-- WHAT YOU SHOULD DO --
Exactly as they appear, output all of the entries.

-- DATA PROVIDED --
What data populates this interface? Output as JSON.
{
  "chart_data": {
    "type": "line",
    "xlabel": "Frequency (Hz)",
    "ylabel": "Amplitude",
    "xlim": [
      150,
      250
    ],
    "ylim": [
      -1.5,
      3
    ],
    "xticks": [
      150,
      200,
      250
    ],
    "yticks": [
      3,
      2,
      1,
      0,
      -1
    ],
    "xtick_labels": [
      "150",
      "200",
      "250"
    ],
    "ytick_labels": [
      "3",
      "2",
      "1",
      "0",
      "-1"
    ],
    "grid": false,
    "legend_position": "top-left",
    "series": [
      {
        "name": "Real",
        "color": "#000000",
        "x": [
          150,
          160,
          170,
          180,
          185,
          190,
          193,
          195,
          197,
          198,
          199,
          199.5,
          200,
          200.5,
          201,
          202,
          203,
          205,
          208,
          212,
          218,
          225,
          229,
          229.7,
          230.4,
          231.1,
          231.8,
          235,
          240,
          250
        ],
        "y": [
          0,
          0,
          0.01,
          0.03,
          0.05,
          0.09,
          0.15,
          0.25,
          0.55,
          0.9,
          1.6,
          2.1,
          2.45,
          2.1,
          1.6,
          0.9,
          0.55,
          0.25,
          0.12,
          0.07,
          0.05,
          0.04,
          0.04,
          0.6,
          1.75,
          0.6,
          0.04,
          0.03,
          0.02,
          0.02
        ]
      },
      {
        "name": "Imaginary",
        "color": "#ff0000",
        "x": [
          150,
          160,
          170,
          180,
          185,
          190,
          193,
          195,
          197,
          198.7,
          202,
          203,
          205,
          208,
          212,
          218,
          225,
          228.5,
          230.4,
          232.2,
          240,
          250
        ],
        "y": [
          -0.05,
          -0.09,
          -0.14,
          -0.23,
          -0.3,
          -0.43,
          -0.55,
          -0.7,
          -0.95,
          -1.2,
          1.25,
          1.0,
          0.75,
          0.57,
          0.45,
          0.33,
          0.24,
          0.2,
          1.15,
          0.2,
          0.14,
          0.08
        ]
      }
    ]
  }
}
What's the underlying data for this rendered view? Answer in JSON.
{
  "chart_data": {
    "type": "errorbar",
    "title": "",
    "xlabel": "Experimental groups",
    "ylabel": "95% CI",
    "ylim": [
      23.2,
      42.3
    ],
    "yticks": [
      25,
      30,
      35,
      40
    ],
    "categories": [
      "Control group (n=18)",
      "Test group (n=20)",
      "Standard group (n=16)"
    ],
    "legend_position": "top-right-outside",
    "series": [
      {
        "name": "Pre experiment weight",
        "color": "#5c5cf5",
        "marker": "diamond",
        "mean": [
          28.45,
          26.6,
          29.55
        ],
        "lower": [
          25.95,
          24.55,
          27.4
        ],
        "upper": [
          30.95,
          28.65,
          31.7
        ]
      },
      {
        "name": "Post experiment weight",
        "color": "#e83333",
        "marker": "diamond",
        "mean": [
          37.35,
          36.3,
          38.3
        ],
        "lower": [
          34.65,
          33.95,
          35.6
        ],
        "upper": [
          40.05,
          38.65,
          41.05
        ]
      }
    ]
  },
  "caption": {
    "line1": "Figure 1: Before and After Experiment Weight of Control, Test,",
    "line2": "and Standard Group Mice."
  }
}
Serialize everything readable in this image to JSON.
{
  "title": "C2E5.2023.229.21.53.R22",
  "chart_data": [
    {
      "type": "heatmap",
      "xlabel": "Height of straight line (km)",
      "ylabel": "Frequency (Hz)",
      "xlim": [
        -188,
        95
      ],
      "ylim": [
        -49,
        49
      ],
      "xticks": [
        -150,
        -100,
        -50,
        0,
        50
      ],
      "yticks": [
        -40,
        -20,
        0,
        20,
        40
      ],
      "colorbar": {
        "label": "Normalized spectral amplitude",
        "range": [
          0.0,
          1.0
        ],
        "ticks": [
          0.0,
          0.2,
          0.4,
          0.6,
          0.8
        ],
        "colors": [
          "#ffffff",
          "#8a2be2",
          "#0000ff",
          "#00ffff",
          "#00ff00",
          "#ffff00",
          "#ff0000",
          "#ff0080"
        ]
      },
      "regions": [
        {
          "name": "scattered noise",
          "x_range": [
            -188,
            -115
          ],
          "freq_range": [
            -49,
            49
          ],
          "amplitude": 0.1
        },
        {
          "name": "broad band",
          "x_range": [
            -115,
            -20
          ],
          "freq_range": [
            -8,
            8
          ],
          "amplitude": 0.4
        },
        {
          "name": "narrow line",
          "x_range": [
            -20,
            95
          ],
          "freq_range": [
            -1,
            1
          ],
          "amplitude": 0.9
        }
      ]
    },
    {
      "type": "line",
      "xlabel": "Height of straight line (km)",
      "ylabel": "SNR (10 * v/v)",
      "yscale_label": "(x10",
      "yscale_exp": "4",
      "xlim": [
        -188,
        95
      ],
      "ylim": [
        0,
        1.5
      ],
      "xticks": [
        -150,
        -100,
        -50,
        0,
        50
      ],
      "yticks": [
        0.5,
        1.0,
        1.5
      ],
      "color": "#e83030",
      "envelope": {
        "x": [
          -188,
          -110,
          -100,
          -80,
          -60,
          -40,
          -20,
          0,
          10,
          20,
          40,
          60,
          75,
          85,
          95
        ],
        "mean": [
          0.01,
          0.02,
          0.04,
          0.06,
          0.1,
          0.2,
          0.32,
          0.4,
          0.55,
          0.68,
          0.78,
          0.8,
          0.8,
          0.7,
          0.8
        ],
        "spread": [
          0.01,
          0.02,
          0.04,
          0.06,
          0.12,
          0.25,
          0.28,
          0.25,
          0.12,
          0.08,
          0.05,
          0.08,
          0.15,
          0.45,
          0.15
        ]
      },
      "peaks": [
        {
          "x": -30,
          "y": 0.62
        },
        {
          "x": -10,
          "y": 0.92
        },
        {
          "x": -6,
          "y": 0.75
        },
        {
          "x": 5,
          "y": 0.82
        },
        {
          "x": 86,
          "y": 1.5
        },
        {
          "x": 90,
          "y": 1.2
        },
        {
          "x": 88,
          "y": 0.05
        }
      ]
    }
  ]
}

-- RESPONSE --
What data populates this interface? Output as JSON.
{
  "chart_data": {
    "type": "line",
    "xlabel": "Frequency (Hz)",
    "ylabel": "Amplitude",
    "xlim": [
      150,
      250
    ],
    "ylim": [
      -1.5,
      3
    ],
    "xticks": [
      150,
      200,
      250
    ],
    "yticks": [
      3,
      2,
      1,
      0,
      -1
    ],
    "xtick_labels": [
      "150",
      "200",
      "250"
    ],
    "ytick_labels": [
      "3",
      "2",
      "1",
      "0",
      "-1"
    ],
    "grid": false,
    "legend_position": "top-left",
    "series": [
      {
        "name": "Real",
        "color": "#000000",
        "x": [
          150,
          160,
          170,
          180,
          185,
          190,
          193,
          195,
          197,
          198,
          199,
          199.5,
          200,
          200.5,
          201,
          202,
          203,
          205,
          208,
          212,
          218,
          225,
          229,
          229.7,
          230.4,
          231.1,
          231.8,
          235,
          240,
          250
        ],
        "y": [
          0,
          0,
          0.01,
          0.03,
          0.05,
          0.09,
          0.15,
          0.25,
          0.55,
          0.9,
          1.6,
          2.1,
          2.45,
          2.1,
          1.6,
          0.9,
          0.55,
          0.25,
          0.12,
          0.07,
          0.05,
          0.04,
          0.04,
          0.6,
          1.75,
          0.6,
          0.04,
          0.03,
          0.02,
          0.02
        ]
      },
      {
        "name": "Imaginary",
        "color": "#ff0000",
        "x": [
          150,
          160,
          170,
          180,
          185,
          190,
          193,
          195,
          197,
          198.7,
          202,
          203,
          205,
          208,
          212,
          218,
          225,
          228.5,
          230.4,
          232.2,
          240,
          250
        ],
        "y": [
          -0.05,
          -0.09,
          -0.14,
          -0.23,
          -0.3,
          -0.43,
          -0.55,
          -0.7,
          -0.95,
          -1.2,
          1.25,
          1.0,
          0.75,
          0.57,
          0.45,
          0.33,
          0.24,
          0.2,
          1.15,
          0.2,
          0.14,
          0.08
        ]
      }
    ]
  }
}
What's the underlying data for this rendered view? Answer in JSON.
{
  "chart_data": {
    "type": "errorbar",
    "title": "",
    "xlabel": "Experimental groups",
    "ylabel": "95% CI",
    "ylim": [
      23.2,
      42.3
    ],
    "yticks": [
      25,
      30,
      35,
      40
    ],
    "categories": [
      "Control group (n=18)",
      "Test group (n=20)",
      "Standard group (n=16)"
    ],
    "legend_position": "top-right-outside",
    "series": [
      {
        "name": "Pre experiment weight",
        "color": "#5c5cf5",
        "marker": "diamond",
        "mean": [
          28.45,
          26.6,
          29.55
        ],
        "lower": [
          25.95,
          24.55,
          27.4
        ],
        "upper": [
          30.95,
          28.65,
          31.7
        ]
      },
      {
        "name": "Post experiment weight",
        "color": "#e83333",
        "marker": "diamond",
        "mean": [
          37.35,
          36.3,
          38.3
        ],
        "lower": [
          34.65,
          33.95,
          35.6
        ],
        "upper": [
          40.05,
          38.65,
          41.05
        ]
      }
    ]
  },
  "caption": {
    "line1": "Figure 1: Before and After Experiment Weight of Control, Test,",
    "line2": "and Standard Group Mice."
  }
}
Serialize everything readable in this image to JSON.
{
  "title": "C2E5.2023.229.21.53.R22",
  "chart_data": [
    {
      "type": "heatmap",
      "xlabel": "Height of straight line (km)",
      "ylabel": "Frequency (Hz)",
      "xlim": [
        -188,
        95
      ],
      "ylim": [
        -49,
        49
      ],
      "xticks": [
        -150,
        -100,
        -50,
        0,
        50
      ],
      "yticks": [
        -40,
        -20,
        0,
        20,
        40
      ],
      "colorbar": {
        "label": "Normalized spectral amplitude",
        "range": [
          0.0,
          1.0
        ],
        "ticks": [
          0.0,
          0.2,
          0.4,
          0.6,
          0.8
        ],
        "colors": [
          "#ffffff",
          "#8a2be2",
          "#0000ff",
          "#00ffff",
          "#00ff00",
          "#ffff00",
          "#ff0000",
          "#ff0080"
        ]
      },
      "regions": [
        {
          "name": "scattered noise",
          "x_range": [
            -188,
            -115
          ],
          "freq_range": [
            -49,
            49
          ],
          "amplitude": 0.1
        },
        {
          "name": "broad band",
          "x_range": [
            -115,
            -20
          ],
          "freq_range": [
            -8,
            8
          ],
          "amplitude": 0.4
        },
        {
          "name": "narrow line",
          "x_range": [
            -20,
            95
          ],
          "freq_range": [
            -1,
            1
          ],
          "amplitude": 0.9
        }
      ]
    },
    {
      "type": "line",
      "xlabel": "Height of straight line (km)",
      "ylabel": "SNR (10 * v/v)",
      "yscale_label": "(x10",
      "yscale_exp": "4",
      "xlim": [
        -188,
        95
      ],
      "ylim": [
        0,
        1.5
      ],
      "xticks": [
        -150,
        -100,
        -50,
        0,
        50
      ],
      "yticks": [
        0.5,
        1.0,
        1.5
      ],
      "color": "#e83030",
      "envelope": {
        "x": [
          -188,
          -110,
          -100,
          -80,
          -60,
          -40,
          -20,
          0,
          10,
          20,
          40,
          60,
          75,
          85,
          95
        ],
        "mean": [
          0.01,
          0.02,
          0.04,
          0.06,
          0.1,
          0.2,
          0.32,
          0.4,
          0.55,
          0.68,
          0.78,
          0.8,
          0.8,
          0.7,
          0.8
        ],
        "spread": [
          0.01,
          0.02,
          0.04,
          0.06,
          0.12,
          0.25,
          0.28,
          0.25,
          0.12,
          0.08,
          0.05,
          0.08,
          0.15,
          0.45,
          0.15
        ]
      },
      "peaks": [
        {
          "x": -30,
          "y": 0.62
        },
        {
          "x": -10,
          "y": 0.92
        },
        {
          "x": -6,
          "y": 0.75
        },
        {
          "x": 5,
          "y": 0.82
        },
        {
          "x": 86,
          "y": 1.5
        },
        {
          "x": 90,
          "y": 1.2
        },
        {
          "x": 88,
          "y": 0.05
        }
      ]
    }
  ]
}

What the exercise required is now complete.